**Written task**
The records that follow must be repeated verbatim, every one of them.

-- BEGIN Information supplied --

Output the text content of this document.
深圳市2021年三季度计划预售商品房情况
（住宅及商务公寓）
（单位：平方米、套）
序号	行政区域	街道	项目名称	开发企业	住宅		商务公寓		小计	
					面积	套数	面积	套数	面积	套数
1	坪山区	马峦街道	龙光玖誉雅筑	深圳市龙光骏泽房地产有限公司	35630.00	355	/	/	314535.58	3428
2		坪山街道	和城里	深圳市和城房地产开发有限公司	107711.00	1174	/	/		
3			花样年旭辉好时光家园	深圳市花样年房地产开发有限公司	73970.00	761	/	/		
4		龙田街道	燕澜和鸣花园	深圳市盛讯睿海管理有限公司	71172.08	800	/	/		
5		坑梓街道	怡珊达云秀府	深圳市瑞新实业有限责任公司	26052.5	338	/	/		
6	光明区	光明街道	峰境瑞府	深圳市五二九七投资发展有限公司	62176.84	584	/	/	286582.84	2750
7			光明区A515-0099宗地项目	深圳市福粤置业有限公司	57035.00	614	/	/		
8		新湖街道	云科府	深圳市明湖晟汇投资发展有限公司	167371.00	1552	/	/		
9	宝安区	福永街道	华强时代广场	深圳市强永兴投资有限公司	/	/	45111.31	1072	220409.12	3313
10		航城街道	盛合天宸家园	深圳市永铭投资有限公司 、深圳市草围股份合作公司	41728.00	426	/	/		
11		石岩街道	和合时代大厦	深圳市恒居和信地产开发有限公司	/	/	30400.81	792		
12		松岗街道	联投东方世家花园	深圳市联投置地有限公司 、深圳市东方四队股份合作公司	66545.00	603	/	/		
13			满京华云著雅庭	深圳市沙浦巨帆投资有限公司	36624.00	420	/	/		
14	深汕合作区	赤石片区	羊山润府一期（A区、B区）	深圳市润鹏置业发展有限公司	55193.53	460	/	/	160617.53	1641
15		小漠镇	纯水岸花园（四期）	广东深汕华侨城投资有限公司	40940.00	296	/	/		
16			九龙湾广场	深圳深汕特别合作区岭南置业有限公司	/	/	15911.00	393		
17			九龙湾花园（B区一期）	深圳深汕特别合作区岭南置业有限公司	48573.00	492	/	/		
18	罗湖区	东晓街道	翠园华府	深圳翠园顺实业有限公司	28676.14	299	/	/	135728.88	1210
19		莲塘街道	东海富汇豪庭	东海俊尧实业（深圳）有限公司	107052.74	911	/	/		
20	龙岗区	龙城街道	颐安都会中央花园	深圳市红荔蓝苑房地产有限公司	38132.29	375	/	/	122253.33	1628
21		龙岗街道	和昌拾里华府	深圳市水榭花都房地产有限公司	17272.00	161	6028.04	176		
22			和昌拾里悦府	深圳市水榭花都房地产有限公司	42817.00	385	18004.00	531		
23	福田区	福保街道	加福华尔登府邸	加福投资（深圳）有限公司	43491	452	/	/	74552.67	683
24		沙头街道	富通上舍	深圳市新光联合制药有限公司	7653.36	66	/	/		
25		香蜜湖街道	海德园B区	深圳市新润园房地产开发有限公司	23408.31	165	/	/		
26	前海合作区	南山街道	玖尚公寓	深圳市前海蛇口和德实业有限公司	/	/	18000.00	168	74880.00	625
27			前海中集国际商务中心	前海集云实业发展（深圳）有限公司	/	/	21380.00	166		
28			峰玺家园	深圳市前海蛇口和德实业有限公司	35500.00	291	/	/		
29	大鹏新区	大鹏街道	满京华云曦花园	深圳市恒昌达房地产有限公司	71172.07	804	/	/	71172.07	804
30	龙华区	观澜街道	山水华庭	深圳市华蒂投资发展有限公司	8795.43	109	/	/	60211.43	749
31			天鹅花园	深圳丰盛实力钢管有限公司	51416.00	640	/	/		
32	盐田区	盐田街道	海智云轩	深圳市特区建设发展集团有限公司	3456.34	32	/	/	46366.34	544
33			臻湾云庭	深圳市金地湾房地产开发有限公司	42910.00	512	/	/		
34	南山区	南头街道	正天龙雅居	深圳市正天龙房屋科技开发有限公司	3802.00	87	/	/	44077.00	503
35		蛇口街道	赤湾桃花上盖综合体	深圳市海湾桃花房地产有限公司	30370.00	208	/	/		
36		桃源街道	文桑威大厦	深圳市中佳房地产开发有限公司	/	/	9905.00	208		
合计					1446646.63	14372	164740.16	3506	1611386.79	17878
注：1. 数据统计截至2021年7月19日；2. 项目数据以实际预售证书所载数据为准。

-- END Information supplied --

**Answer below**
Output the text content of this document.
深圳市2021年三季度计划预售商品房情况
（住宅及商务公寓）
（单位：平方米、套）
序号	行政区域	街道	项目名称	开发企业	住宅		商务公寓		小计	
					面积	套数	面积	套数	面积	套数
1	坪山区	马峦街道	龙光玖誉雅筑	深圳市龙光骏泽房地产有限公司	35630.00	355	/	/	314535.58	3428
2		坪山街道	和城里	深圳市和城房地产开发有限公司	107711.00	1174	/	/		
3			花样年旭辉好时光家园	深圳市花样年房地产开发有限公司	73970.00	761	/	/		
4		龙田街道	燕澜和鸣花园	深圳市盛讯睿海管理有限公司	71172.08	800	/	/		
5		坑梓街道	怡珊达云秀府	深圳市瑞新实业有限责任公司	26052.5	338	/	/		
6	光明区	光明街道	峰境瑞府	深圳市五二九七投资发展有限公司	62176.84	584	/	/	286582.84	2750
7			光明区A515-0099宗地项目	深圳市福粤置业有限公司	57035.00	614	/	/		
8		新湖街道	云科府	深圳市明湖晟汇投资发展有限公司	167371.00	1552	/	/		
9	宝安区	福永街道	华强时代广场	深圳市强永兴投资有限公司	/	/	45111.31	1072	220409.12	3313
10		航城街道	盛合天宸家园	深圳市永铭投资有限公司 、深圳市草围股份合作公司	41728.00	426	/	/		
11		石岩街道	和合时代大厦	深圳市恒居和信地产开发有限公司	/	/	30400.81	792		
12		松岗街道	联投东方世家花园	深圳市联投置地有限公司 、深圳市东方四队股份合作公司	66545.00	603	/	/		
13			满京华云著雅庭	深圳市沙浦巨帆投资有限公司	36624.00	420	/	/		
14	深汕合作区	赤石片区	羊山润府一期（A区、B区）	深圳市润鹏置业发展有限公司	55193.53	460	/	/	160617.53	1641
15		小漠镇	纯水岸花园（四期）	广东深汕华侨城投资有限公司	40940.00	296	/	/		
16			九龙湾广场	深圳深汕特别合作区岭南置业有限公司	/	/	15911.00	393		
17			九龙湾花园（B区一期）	深圳深汕特别合作区岭南置业有限公司	48573.00	492	/	/		
18	罗湖区	东晓街道	翠园华府	深圳翠园顺实业有限公司	28676.14	299	/	/	135728.88	1210
19		莲塘街道	东海富汇豪庭	东海俊尧实业（深圳）有限公司	107052.74	911	/	/		
20	龙岗区	龙城街道	颐安都会中央花园	深圳市红荔蓝苑房地产有限公司	38132.29	375	/	/	122253.33	1628
21		龙岗街道	和昌拾里华府	深圳市水榭花都房地产有限公司	17272.00	161	6028.04	176		
22			和昌拾里悦府	深圳市水榭花都房地产有限公司	42817.00	385	18004.00	531		
23	福田区	福保街道	加福华尔登府邸	加福投资（深圳）有限公司	43491	452	/	/	74552.67	683
24		沙头街道	富通上舍	深圳市新光联合制药有限公司	7653.36	66	/	/		
25		香蜜湖街道	海德园B区	深圳市新润园房地产开发有限公司	23408.31	165	/	/		
26	前海合作区	南山街道	玖尚公寓	深圳市前海蛇口和德实业有限公司	/	/	18000.00	168	74880.00	625
27			前海中集国际商务中心	前海集云实业发展（深圳）有限公司	/	/	21380.00	166		
28			峰玺家园	深圳市前海蛇口和德实业有限公司	35500.00	291	/	/		
29	大鹏新区	大鹏街道	满京华云曦花园	深圳市恒昌达房地产有限公司	71172.07	804	/	/	71172.07	804
30	龙华区	观澜街道	山水华庭	深圳市华蒂投资发展有限公司	8795.43	109	/	/	60211.43	749
31			天鹅花园	深圳丰盛实力钢管有限公司	51416.00	640	/	/		
32	盐田区	盐田街道	海智云轩	深圳市特区建设发展集团有限公司	3456.34	32	/	/	46366.34	544
33			臻湾云庭	深圳市金地湾房地产开发有限公司	42910.00	512	/	/		
34	南山区	南头街道	正天龙雅居	深圳市正天龙房屋科技开发有限公司	3802.00	87	/	/	44077.00	503
35		蛇口街道	赤湾桃花上盖综合体	深圳市海湾桃花房地产有限公司	30370.00	208	/	/		
36		桃源街道	文桑威大厦	深圳市中佳房地产开发有限公司	/	/	9905.00	208		
合计					1446646.63	14372	164740.16	3506	1611386.79	17878
注：1. 数据统计截至2021年7月19日；2. 项目数据以实际预售证书所载数据为准。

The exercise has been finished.